CHALLENGE: Gather all lines with the word "placement" in them.

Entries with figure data
»»

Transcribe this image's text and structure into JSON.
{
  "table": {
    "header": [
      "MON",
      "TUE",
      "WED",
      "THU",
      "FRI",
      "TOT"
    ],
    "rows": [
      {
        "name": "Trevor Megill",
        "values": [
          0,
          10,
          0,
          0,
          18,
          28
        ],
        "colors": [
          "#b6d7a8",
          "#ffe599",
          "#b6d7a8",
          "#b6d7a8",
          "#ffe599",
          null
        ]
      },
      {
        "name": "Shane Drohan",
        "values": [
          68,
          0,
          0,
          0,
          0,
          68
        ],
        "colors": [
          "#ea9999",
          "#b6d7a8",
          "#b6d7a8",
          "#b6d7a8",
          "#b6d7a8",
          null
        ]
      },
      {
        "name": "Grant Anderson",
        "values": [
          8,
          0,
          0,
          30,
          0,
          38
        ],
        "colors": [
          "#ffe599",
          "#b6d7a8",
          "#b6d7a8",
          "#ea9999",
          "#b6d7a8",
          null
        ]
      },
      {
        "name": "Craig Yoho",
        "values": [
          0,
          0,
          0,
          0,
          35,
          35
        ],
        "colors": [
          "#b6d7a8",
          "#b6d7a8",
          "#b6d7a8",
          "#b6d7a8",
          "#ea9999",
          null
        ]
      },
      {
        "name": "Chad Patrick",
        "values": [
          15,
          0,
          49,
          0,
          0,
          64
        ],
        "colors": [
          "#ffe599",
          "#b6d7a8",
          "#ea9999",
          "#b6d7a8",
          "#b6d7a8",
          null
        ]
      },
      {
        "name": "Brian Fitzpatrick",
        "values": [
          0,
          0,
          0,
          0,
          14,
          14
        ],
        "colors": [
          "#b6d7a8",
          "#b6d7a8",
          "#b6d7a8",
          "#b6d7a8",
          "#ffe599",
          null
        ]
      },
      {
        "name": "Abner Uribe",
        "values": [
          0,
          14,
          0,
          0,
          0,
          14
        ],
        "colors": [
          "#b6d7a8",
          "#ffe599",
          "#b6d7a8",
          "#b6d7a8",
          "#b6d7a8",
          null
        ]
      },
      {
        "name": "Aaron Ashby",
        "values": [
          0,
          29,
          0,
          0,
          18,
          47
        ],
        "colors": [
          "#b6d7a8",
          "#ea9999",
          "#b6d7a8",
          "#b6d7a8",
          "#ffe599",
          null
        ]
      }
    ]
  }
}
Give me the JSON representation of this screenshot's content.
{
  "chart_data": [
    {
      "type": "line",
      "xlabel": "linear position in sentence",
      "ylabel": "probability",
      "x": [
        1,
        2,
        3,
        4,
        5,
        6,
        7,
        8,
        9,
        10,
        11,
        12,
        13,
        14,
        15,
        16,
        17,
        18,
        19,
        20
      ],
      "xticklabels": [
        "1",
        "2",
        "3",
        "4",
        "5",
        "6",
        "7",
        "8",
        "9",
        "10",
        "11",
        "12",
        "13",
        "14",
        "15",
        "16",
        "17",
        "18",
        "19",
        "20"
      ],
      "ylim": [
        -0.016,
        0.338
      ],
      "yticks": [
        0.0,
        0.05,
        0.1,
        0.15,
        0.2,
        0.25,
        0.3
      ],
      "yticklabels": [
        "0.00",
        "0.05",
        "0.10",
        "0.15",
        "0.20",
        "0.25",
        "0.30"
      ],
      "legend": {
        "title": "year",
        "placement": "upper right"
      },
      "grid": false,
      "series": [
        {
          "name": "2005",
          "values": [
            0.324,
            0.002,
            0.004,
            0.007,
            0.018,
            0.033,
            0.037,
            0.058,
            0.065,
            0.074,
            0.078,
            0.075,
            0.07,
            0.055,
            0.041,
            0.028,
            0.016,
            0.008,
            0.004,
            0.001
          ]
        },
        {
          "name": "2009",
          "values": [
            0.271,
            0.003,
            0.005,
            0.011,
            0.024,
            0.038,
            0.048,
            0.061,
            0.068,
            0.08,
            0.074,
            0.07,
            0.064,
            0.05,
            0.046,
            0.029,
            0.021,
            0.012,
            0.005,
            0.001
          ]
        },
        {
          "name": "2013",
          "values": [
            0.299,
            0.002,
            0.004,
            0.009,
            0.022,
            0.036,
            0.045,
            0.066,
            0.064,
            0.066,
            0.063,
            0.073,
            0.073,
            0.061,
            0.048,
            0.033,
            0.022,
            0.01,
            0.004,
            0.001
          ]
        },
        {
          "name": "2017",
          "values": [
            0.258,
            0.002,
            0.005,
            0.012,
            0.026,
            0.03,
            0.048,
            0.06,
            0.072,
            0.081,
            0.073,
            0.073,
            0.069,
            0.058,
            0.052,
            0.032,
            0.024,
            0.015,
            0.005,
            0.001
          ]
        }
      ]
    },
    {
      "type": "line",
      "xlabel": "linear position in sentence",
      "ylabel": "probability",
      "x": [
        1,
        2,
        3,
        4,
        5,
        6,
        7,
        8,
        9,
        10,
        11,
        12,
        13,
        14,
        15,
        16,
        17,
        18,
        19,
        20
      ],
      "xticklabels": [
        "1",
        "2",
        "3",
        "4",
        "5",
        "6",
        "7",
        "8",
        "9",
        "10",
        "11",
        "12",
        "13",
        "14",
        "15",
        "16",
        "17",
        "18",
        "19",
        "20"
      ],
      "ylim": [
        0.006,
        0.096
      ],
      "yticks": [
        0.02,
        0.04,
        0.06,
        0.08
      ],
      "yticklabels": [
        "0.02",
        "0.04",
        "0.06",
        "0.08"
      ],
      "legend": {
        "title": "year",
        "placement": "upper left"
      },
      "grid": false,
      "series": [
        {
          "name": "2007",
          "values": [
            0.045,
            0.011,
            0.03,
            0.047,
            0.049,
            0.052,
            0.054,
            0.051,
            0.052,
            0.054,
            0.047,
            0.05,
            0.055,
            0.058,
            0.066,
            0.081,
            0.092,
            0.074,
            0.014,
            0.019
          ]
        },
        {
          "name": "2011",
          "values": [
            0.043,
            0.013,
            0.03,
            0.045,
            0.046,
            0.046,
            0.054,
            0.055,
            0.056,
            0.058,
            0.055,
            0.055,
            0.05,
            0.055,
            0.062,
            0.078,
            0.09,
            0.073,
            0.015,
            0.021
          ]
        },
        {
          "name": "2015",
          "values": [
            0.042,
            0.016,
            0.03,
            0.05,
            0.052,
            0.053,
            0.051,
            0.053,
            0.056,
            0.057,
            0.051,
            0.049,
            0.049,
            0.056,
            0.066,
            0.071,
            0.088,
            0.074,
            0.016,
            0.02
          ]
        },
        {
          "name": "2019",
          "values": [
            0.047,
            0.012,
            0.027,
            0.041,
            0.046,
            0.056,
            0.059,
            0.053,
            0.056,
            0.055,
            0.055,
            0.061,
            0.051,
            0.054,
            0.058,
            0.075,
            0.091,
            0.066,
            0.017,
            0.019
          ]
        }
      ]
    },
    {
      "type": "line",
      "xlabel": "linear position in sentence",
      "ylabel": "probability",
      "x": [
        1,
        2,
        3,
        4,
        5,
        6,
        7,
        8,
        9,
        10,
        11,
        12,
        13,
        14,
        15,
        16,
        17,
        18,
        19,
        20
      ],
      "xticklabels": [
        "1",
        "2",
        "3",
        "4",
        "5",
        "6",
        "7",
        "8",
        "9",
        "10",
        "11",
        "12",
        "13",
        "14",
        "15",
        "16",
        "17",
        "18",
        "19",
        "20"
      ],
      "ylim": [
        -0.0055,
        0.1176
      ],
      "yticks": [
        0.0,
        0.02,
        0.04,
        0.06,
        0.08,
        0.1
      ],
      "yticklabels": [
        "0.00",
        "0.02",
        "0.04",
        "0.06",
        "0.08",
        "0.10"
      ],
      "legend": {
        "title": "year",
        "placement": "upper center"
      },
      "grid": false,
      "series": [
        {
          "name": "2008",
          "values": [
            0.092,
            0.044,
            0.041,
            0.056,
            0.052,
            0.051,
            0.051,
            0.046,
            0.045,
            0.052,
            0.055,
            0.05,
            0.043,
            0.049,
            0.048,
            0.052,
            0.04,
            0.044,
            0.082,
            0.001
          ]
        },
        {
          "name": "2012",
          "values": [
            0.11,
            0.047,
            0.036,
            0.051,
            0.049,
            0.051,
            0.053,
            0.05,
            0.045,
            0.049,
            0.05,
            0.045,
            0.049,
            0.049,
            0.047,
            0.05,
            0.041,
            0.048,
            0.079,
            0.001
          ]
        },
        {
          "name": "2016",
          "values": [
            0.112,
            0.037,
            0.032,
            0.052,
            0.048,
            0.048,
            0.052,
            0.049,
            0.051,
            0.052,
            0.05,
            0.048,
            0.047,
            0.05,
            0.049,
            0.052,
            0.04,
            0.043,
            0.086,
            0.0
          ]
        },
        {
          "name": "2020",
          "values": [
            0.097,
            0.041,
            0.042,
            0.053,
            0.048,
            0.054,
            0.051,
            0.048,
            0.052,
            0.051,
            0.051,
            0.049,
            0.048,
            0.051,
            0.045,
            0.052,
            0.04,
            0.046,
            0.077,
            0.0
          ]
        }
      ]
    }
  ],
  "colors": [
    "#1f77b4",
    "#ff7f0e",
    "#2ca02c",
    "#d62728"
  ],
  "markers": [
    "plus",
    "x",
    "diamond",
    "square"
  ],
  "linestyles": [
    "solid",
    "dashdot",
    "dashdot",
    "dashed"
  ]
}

««

COMPLETE OUTPUT:
        "placement": "upper right"
        "placement": "upper left"
        "placement": "upper center"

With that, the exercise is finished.